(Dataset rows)
-- Start --

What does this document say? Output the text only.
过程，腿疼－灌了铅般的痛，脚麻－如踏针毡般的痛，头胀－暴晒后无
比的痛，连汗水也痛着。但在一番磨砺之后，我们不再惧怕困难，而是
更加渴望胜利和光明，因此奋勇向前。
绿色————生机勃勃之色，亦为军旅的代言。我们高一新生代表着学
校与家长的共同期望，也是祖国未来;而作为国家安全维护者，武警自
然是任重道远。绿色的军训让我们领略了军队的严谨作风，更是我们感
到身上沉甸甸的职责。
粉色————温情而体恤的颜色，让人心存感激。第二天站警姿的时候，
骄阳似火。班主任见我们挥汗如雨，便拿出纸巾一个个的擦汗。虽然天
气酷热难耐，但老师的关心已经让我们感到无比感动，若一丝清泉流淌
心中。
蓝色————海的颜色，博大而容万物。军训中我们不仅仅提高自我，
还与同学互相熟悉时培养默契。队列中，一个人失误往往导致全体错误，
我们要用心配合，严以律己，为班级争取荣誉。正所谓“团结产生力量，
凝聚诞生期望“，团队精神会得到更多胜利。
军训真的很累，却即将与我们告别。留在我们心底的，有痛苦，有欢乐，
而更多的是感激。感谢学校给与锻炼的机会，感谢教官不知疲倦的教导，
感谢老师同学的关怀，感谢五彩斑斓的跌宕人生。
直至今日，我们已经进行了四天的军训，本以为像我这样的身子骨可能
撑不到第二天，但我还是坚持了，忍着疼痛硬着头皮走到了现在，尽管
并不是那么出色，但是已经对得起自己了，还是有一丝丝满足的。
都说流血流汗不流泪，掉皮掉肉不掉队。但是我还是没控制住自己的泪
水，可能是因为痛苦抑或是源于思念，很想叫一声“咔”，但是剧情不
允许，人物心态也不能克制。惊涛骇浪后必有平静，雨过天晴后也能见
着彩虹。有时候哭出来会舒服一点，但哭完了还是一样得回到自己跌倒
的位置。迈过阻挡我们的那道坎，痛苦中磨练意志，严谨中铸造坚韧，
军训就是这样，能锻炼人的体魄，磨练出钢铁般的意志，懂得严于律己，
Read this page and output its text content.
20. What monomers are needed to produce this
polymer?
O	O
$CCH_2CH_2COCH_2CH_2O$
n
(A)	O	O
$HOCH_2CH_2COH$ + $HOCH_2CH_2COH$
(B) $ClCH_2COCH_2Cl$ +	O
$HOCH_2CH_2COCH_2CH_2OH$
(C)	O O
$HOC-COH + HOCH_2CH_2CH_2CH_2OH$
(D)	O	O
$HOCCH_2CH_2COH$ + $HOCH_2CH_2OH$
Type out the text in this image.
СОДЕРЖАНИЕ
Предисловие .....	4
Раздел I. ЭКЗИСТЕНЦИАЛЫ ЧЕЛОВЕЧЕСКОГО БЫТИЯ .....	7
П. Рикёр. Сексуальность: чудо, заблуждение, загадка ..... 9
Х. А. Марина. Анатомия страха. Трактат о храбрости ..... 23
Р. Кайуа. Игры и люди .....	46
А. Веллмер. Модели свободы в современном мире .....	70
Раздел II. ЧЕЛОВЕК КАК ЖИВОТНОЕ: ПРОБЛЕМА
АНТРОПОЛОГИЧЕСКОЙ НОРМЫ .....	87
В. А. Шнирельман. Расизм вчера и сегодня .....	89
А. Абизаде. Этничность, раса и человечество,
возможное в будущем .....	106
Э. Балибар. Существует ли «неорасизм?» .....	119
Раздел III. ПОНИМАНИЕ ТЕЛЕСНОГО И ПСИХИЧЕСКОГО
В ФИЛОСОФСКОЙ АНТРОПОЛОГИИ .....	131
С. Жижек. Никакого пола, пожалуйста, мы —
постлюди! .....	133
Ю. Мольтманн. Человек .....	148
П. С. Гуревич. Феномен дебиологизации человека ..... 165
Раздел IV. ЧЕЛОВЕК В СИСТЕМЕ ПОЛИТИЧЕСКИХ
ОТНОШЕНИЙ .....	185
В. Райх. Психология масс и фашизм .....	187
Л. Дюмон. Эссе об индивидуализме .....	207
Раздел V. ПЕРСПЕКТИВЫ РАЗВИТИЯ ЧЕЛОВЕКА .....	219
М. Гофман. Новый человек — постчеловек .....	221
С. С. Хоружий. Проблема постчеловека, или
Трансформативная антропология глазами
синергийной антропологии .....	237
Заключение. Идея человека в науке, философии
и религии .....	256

-- End --

### [PROBLEM TO SOLVE]
Take every line containing the word "text" and copy it.

### [SOLUTION FOR THIS PROBLEM]
What does this document say? Output the text only.
Read this page and output its text content.
Type out the text in this image.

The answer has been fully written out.